Go through the entries below and pick out every line with "image".

### Exercise inputs
--- --- ---
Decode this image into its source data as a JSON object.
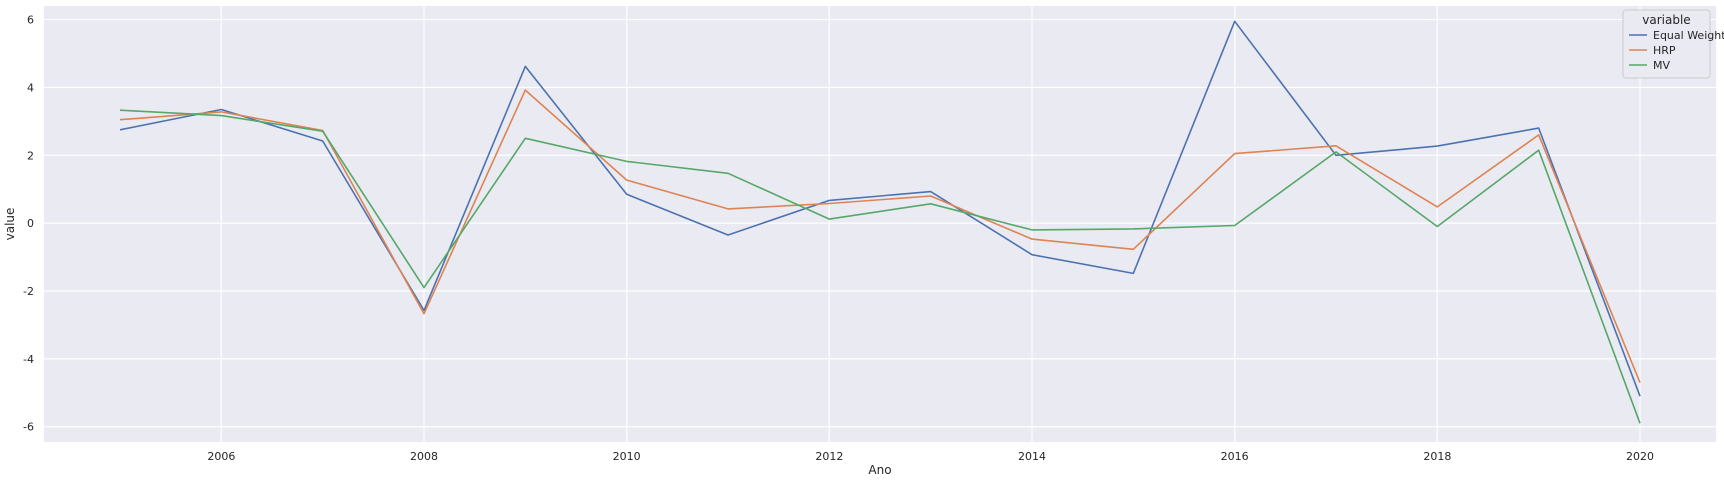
{
  "chart_data": {
    "type": "line",
    "title": "",
    "xlabel": "Ano",
    "ylabel": "value",
    "x": [
      2005,
      2006,
      2007,
      2008,
      2009,
      2010,
      2011,
      2012,
      2013,
      2014,
      2015,
      2016,
      2017,
      2018,
      2019,
      2020
    ],
    "xlim": [
      2004.25,
      2020.75
    ],
    "ylim": [
      -6.45,
      6.4
    ],
    "xticks": [
      2006,
      2008,
      2010,
      2012,
      2014,
      2016,
      2018,
      2020
    ],
    "yticks": [
      -6,
      -4,
      -2,
      0,
      2,
      4,
      6
    ],
    "grid": true,
    "background": "#eaeaf2",
    "legend": {
      "title": "variable",
      "placement": "top-right"
    },
    "series": [
      {
        "name": "Equal Weights",
        "color": "#4c72b0",
        "values": [
          2.75,
          3.35,
          2.42,
          -2.57,
          4.62,
          0.85,
          -0.35,
          0.67,
          0.93,
          -0.93,
          -1.48,
          5.95,
          2.0,
          2.27,
          2.8,
          -5.1
        ]
      },
      {
        "name": "HRP",
        "color": "#dd8452",
        "values": [
          3.05,
          3.28,
          2.73,
          -2.67,
          3.92,
          1.27,
          0.42,
          0.58,
          0.8,
          -0.47,
          -0.77,
          2.05,
          2.28,
          0.48,
          2.6,
          -4.7
        ]
      },
      {
        "name": "MV",
        "color": "#55a868",
        "values": [
          3.33,
          3.17,
          2.71,
          -1.9,
          2.5,
          1.82,
          1.47,
          0.12,
          0.57,
          -0.2,
          -0.17,
          -0.07,
          2.1,
          -0.1,
          2.15,
          -5.9
        ]
      }
    ]
  }
}
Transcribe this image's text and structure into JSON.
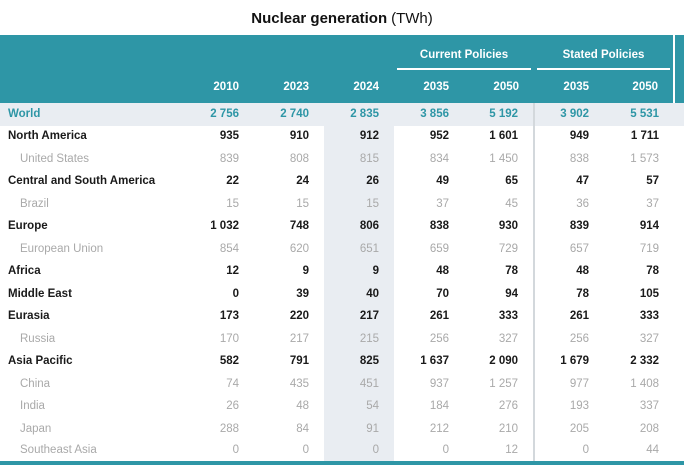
--- --- ---
### Written response
Decode this image into its source data as a JSON object.
Transcribe this image's text and structure into JSON.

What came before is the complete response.